# Work to complete
Go through the entries below and pick out every line with "name".

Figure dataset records
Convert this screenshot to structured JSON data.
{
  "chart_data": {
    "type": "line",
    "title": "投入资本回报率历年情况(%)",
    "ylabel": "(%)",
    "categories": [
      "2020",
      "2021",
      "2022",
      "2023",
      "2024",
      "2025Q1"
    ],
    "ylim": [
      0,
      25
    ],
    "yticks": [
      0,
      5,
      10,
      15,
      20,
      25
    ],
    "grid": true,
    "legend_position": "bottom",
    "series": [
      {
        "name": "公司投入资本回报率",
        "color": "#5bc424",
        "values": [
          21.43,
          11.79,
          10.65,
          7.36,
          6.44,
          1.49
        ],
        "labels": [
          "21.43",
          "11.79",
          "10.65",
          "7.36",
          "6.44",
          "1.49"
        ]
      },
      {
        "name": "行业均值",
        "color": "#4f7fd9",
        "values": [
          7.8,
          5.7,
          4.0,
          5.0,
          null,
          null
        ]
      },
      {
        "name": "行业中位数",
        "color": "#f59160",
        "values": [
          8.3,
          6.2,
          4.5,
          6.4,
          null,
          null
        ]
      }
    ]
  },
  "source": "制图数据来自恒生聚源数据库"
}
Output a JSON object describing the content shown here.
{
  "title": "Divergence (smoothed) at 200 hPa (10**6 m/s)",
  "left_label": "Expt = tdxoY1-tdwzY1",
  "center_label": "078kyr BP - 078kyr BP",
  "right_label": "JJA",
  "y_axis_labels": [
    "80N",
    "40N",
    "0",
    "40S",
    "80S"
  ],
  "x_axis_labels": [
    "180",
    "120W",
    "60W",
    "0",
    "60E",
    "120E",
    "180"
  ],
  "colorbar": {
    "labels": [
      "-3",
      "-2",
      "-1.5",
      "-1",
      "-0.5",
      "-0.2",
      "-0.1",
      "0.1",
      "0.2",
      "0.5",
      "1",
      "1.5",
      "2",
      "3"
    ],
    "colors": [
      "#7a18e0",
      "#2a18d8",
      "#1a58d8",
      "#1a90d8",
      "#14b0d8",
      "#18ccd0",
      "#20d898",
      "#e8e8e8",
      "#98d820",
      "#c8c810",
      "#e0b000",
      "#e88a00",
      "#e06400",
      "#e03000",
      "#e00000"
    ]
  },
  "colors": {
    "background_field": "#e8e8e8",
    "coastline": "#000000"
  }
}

# Solution to the problem
        "name": "公司投入资本回报率",
        "name": "行业均值",
        "name": "行业中位数",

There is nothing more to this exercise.